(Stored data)
::::::
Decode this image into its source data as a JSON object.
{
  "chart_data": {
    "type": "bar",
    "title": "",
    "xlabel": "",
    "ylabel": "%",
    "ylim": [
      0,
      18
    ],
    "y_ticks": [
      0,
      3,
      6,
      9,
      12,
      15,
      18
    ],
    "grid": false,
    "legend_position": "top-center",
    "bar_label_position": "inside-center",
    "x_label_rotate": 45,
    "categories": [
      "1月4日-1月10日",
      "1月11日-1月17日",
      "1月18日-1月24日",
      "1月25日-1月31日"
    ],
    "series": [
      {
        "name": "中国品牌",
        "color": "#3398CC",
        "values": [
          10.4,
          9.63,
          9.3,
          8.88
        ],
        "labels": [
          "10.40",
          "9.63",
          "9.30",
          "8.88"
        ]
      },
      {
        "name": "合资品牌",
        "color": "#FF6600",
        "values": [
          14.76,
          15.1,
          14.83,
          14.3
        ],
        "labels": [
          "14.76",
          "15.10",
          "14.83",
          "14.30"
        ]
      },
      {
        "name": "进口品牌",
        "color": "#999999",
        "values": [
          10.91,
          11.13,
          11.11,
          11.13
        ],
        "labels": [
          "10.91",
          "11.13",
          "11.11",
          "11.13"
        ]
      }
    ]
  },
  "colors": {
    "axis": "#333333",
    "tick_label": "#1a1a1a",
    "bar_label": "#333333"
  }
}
::::::
* To do: The entries above should be repeated exactly, every one of them.

* Result of this task:
Decode this image into its source data as a JSON object.
{
  "chart_data": {
    "type": "bar",
    "title": "",
    "xlabel": "",
    "ylabel": "%",
    "ylim": [
      0,
      18
    ],
    "y_ticks": [
      0,
      3,
      6,
      9,
      12,
      15,
      18
    ],
    "grid": false,
    "legend_position": "top-center",
    "bar_label_position": "inside-center",
    "x_label_rotate": 45,
    "categories": [
      "1月4日-1月10日",
      "1月11日-1月17日",
      "1月18日-1月24日",
      "1月25日-1月31日"
    ],
    "series": [
      {
        "name": "中国品牌",
        "color": "#3398CC",
        "values": [
          10.4,
          9.63,
          9.3,
          8.88
        ],
        "labels": [
          "10.40",
          "9.63",
          "9.30",
          "8.88"
        ]
      },
      {
        "name": "合资品牌",
        "color": "#FF6600",
        "values": [
          14.76,
          15.1,
          14.83,
          14.3
        ],
        "labels": [
          "14.76",
          "15.10",
          "14.83",
          "14.30"
        ]
      },
      {
        "name": "进口品牌",
        "color": "#999999",
        "values": [
          10.91,
          11.13,
          11.11,
          11.13
        ],
        "labels": [
          "10.91",
          "11.13",
          "11.11",
          "11.13"
        ]
      }
    ]
  },
  "colors": {
    "axis": "#333333",
    "tick_label": "#1a1a1a",
    "bar_label": "#333333"
  }
}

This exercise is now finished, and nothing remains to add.